● **INPUT RECORDS**:
— BEGIN —

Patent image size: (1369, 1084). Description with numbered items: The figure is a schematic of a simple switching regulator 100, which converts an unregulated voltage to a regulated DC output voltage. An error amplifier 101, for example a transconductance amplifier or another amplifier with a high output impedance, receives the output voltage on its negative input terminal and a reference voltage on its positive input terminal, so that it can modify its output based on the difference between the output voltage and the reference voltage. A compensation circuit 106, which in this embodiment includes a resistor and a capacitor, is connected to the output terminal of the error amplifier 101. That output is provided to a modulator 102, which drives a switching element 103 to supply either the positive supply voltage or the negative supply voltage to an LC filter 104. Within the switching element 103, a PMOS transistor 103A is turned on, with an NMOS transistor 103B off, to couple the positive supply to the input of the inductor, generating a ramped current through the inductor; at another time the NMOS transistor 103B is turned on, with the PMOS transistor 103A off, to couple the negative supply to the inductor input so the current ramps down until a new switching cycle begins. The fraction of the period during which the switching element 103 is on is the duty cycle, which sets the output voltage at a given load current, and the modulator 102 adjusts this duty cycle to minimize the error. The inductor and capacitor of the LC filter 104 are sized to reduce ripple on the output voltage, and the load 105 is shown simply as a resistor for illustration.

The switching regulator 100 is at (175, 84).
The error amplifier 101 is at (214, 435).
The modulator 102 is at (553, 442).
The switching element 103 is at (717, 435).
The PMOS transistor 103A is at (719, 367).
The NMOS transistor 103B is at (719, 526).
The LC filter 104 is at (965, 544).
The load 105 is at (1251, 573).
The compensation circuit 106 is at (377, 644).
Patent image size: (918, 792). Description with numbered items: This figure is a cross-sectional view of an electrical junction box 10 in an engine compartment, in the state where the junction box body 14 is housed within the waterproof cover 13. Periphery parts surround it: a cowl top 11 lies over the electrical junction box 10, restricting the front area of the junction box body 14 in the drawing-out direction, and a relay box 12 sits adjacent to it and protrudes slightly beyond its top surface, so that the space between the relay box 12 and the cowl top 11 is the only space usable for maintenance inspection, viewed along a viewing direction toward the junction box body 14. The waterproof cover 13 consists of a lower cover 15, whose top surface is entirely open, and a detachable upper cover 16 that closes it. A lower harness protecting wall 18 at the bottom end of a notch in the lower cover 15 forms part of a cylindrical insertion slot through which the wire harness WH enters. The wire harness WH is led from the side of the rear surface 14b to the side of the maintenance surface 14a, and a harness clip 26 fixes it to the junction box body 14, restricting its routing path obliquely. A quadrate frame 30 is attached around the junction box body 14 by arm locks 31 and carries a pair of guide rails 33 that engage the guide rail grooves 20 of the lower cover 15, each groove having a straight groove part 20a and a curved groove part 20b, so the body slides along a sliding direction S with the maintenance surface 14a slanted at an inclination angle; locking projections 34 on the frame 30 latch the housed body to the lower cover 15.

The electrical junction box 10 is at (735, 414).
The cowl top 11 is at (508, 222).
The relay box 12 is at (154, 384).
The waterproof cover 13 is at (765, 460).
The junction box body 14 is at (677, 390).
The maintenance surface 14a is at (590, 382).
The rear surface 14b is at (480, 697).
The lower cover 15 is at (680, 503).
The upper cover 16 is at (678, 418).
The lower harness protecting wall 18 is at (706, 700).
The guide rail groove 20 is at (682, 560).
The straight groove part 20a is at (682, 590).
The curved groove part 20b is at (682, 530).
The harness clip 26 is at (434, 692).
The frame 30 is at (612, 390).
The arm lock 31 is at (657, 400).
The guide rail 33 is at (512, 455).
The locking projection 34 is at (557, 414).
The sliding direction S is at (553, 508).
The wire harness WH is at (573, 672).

— END —

Return each line of the records above in which the word “curved” appears, copying every such line in full.

● **RESULT OF THE TASK**:
Patent image size: (918, 792). Description with numbered items: This figure is a cross-sectional view of an electrical junction box 10 in an engine compartment, in the state where the junction box body 14 is housed within the waterproof cover 13. Periphery parts surround it: a cowl top 11 lies over the electrical junction box 10, restricting the front area of the junction box body 14 in the drawing-out direction, and a relay box 12 sits adjacent to it and protrudes slightly beyond its top surface, so that the space between the relay box 12 and the cowl top 11 is the only space usable for maintenance inspection, viewed along a viewing direction toward the junction box body 14. The waterproof cover 13 consists of a lower cover 15, whose top surface is entirely open, and a detachable upper cover 16 that closes it. A lower harness protecting wall 18 at the bottom end of a notch in the lower cover 15 forms part of a cylindrical insertion slot through which the wire harness WH enters. The wire harness WH is led from the side of the rear surface 14b to the side of the maintenance surface 14a, and a harness clip 26 fixes it to the junction box body 14, restricting its routing path obliquely. A quadrate frame 30 is attached around the junction box body 14 by arm locks 31 and carries a pair of guide rails 33 that engage the guide rail grooves 20 of the lower cover 15, each groove having a straight groove part 20a and a curved groove part 20b, so the body slides along a sliding direction S with the maintenance surface 14a slanted at an inclination angle; locking projections 34 on the frame 30 latch the housed body to the lower cover 15.
The curved groove part 20b is at (682, 530).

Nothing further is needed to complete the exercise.